### Text excerpt
[start]
Sunday, January 10, 2010

Rico Blanco to Gibo: Stop using my song in your ad

01/09/2010 | 08:12 PM

Original Story:

(UPDATED) Rico Blanco, formerly of the rock band Rivermaya, has demanded that administration presidential bet Gilberto Teodoro, Jr. stop using his song "Posible" in the politician's video ad.

The campaign jingle changed the lyrics to "Sulong Gibo (Go, Gibo!)" from the original "Sulong, laban (Go, fight!)" in the song's refrain.

GMANews.TV tried to contact Teodoro for his side of the issue as of posting time, but he wasn't answering calls. The ad's scorer, Dennis Garcia, has claimed in a Facebook post that Blanco's former manager, Lizza Nakpil, had given permission to use the song.

In a statement released to the media on Saturday, Blanco, through Warner Music Philippines Artist Management, said the use of his song “Posible" in Teodoro’s latest campaign advertisement did not have his consent.

“This use of ‘Posible’ is unauthorized. Rico Blanco is the composer and reserved all intellectual property right to it. He has not licensed the use of the composition to any political ad campaign," the statement by Blanco's representatives read.

Blanco also requested Teodoro’s camp to "cease and desist from any further broadcast of ‘Posible’... to avoid any legal action."

According to Warner Music, Blanco "at this time has not endorsed any political candidate whether for President or any other elective position, and is not affiliated with any political party."

Blanco's services as a composer or performer have also not been retained by any national political campaign, according to Warner Music.

But musical scorer Dennis Garcia, who claimed to have picked “Posible" for use in the campaign ad, said in a Facebook post that the use of the song was legal.
[end]
### Exercise instructions
- 1) Transcribe the passage of the article on Rico Blanco's song that starts with "In a statement" and goes on through "Blanco's representatives read.".
- 2) Pick up the article on Rico Blanco's song after its last sentence and continue writing it.

### Given material
[start]
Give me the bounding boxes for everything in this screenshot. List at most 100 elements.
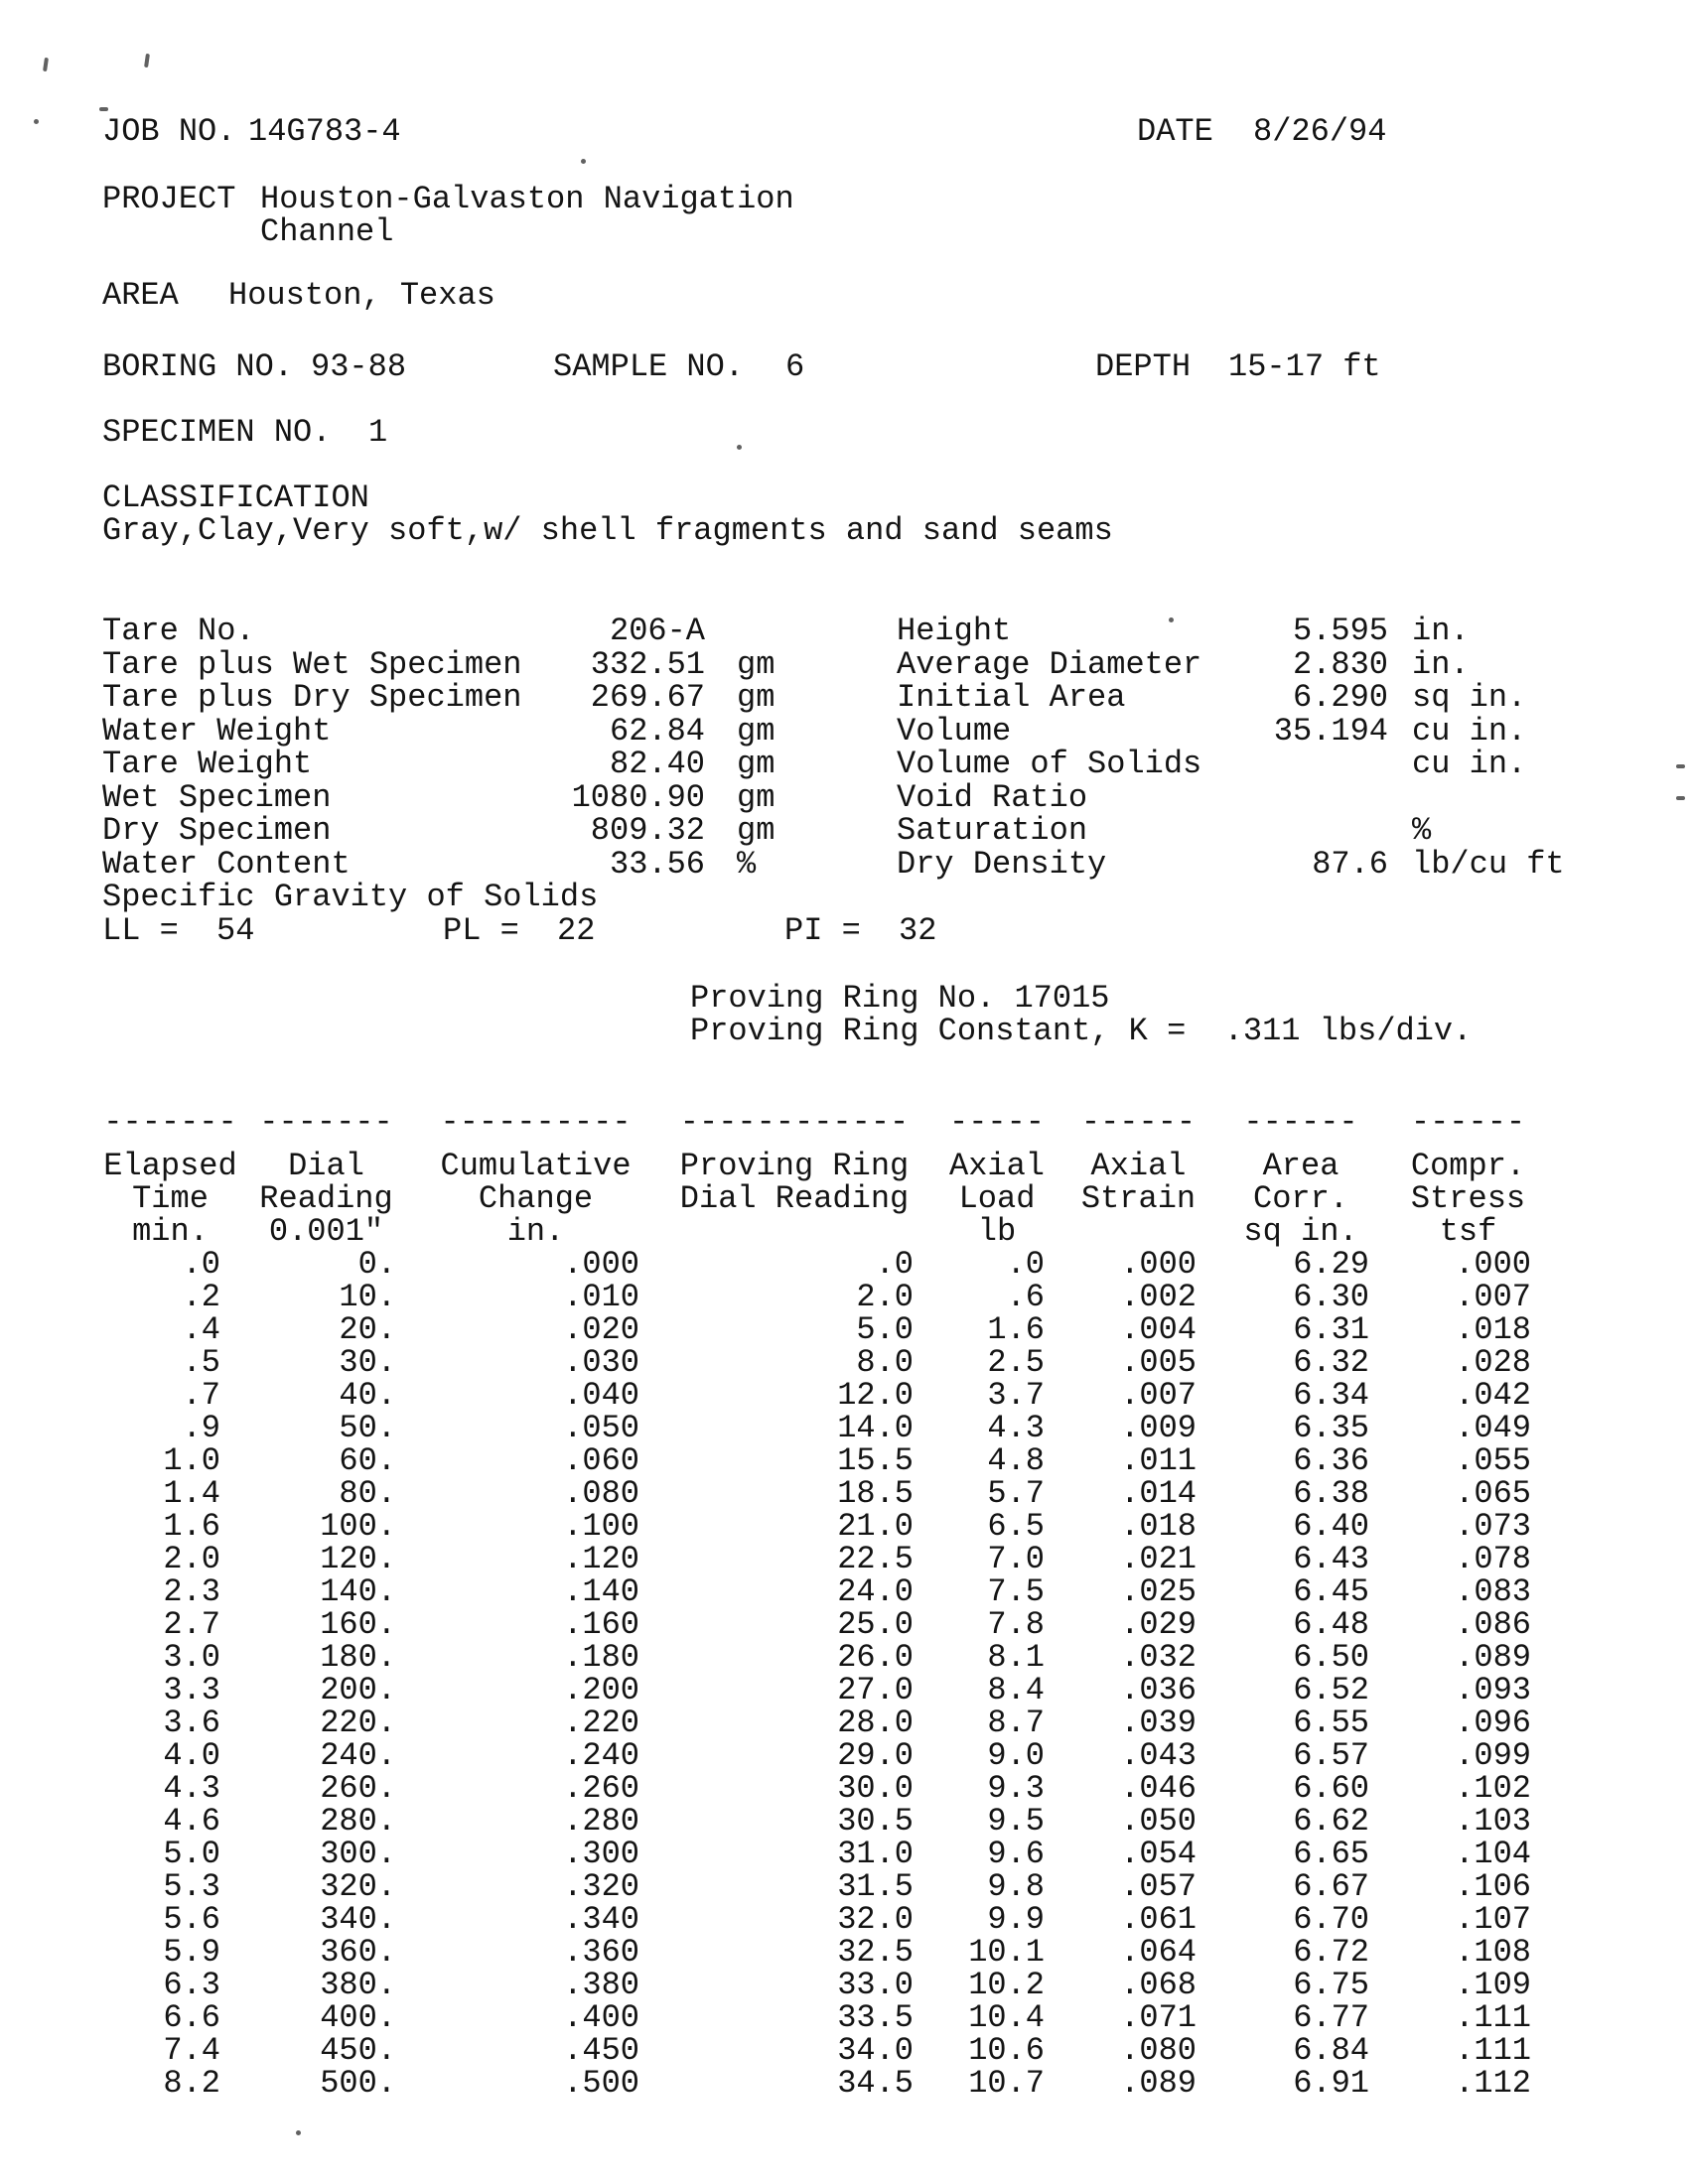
[end]
### Results of the tasks
- 1)
In a statement released to the media on Saturday, Blanco, through Warner Music Philippines Artist Management, said the use of his song “Posible" in Teodoro’s latest campaign advertisement did not have his consent.

“This use of ‘Posible’ is unauthorized. Rico Blanco is the composer and reserved all intellectual property right to it. He has not licensed the use of the composition to any political ad campaign," the statement by Blanco's representatives read.

- 2)
Garcia even posted on the site a copy of a licensing agreement between him and Circe Communications Inc., the company that supposedly has the rights to the song.

The copy of the agreement was signed by Garcia and Circe representative Lizza Nakpil, the former manager of Rivermaya, Blanco's band when “Posible" was recorded.

Lawyer Rafael Khan, Warner Music’s legal counsel, however, said Blanco had not assigned to any entity his rights as the composer of the song.

“According to Rico, as a matter of practice, he does not assign the copyright of a song he writes to anyone else. We’re pretty sure that he still has the full rights as the composer of the song," Khan said in a phone interview with GMANews.TV on Saturday.

Politics and pop songs

Political candidates have been using pop songs in their ads for decades to establish image and identity and capture votes, knowing that they can't afford to be without their signature tunes.

In the past, political parties did not need to raid the charts for their political jingles because they had their own songs. The late President Ramon Magsaysay, for instance, elected to use an original composition of Senator Raul Manglapus for his campaign jingle in the 1950s.

That song, "Mambo Magsaysay," immortalized “My Guy" Magsaysay during the political race and made him the benchmark of good leadership.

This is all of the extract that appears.